>>>

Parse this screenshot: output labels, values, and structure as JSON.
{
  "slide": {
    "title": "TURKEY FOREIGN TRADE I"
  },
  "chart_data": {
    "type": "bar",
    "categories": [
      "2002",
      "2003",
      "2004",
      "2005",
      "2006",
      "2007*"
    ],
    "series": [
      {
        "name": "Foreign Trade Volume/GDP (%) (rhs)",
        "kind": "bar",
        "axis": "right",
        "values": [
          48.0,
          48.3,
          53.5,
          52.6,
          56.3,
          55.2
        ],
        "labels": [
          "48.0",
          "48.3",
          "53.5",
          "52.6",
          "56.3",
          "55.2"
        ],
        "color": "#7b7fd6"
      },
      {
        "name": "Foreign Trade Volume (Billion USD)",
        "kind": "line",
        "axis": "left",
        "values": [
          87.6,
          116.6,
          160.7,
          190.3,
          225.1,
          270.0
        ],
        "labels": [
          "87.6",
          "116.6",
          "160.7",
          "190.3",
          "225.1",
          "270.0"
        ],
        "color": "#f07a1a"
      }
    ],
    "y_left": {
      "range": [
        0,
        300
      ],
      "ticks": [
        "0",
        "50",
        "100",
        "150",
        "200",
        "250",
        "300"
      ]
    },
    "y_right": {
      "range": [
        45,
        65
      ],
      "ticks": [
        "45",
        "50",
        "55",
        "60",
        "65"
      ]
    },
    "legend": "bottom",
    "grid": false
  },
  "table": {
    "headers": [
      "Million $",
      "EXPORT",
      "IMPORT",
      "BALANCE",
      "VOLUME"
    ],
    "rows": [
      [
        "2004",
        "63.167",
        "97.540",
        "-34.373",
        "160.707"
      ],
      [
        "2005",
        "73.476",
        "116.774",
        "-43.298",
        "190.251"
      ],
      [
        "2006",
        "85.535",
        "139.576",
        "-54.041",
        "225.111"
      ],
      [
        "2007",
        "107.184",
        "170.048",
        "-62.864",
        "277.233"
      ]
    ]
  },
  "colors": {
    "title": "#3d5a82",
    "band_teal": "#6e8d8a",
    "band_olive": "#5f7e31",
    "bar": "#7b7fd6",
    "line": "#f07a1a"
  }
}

<<<

TASK INSTRUCTIONS => Output every entry shown above, exactly.

RESPONSE =>
Parse this screenshot: output labels, values, and structure as JSON.
{
  "slide": {
    "title": "TURKEY FOREIGN TRADE I"
  },
  "chart_data": {
    "type": "bar",
    "categories": [
      "2002",
      "2003",
      "2004",
      "2005",
      "2006",
      "2007*"
    ],
    "series": [
      {
        "name": "Foreign Trade Volume/GDP (%) (rhs)",
        "kind": "bar",
        "axis": "right",
        "values": [
          48.0,
          48.3,
          53.5,
          52.6,
          56.3,
          55.2
        ],
        "labels": [
          "48.0",
          "48.3",
          "53.5",
          "52.6",
          "56.3",
          "55.2"
        ],
        "color": "#7b7fd6"
      },
      {
        "name": "Foreign Trade Volume (Billion USD)",
        "kind": "line",
        "axis": "left",
        "values": [
          87.6,
          116.6,
          160.7,
          190.3,
          225.1,
          270.0
        ],
        "labels": [
          "87.6",
          "116.6",
          "160.7",
          "190.3",
          "225.1",
          "270.0"
        ],
        "color": "#f07a1a"
      }
    ],
    "y_left": {
      "range": [
        0,
        300
      ],
      "ticks": [
        "0",
        "50",
        "100",
        "150",
        "200",
        "250",
        "300"
      ]
    },
    "y_right": {
      "range": [
        45,
        65
      ],
      "ticks": [
        "45",
        "50",
        "55",
        "60",
        "65"
      ]
    },
    "legend": "bottom",
    "grid": false
  },
  "table": {
    "headers": [
      "Million $",
      "EXPORT",
      "IMPORT",
      "BALANCE",
      "VOLUME"
    ],
    "rows": [
      [
        "2004",
        "63.167",
        "97.540",
        "-34.373",
        "160.707"
      ],
      [
        "2005",
        "73.476",
        "116.774",
        "-43.298",
        "190.251"
      ],
      [
        "2006",
        "85.535",
        "139.576",
        "-54.041",
        "225.111"
      ],
      [
        "2007",
        "107.184",
        "170.048",
        "-62.864",
        "277.233"
      ]
    ]
  },
  "colors": {
    "title": "#3d5a82",
    "band_teal": "#6e8d8a",
    "band_olive": "#5f7e31",
    "bar": "#7b7fd6",
    "line": "#f07a1a"
  }
}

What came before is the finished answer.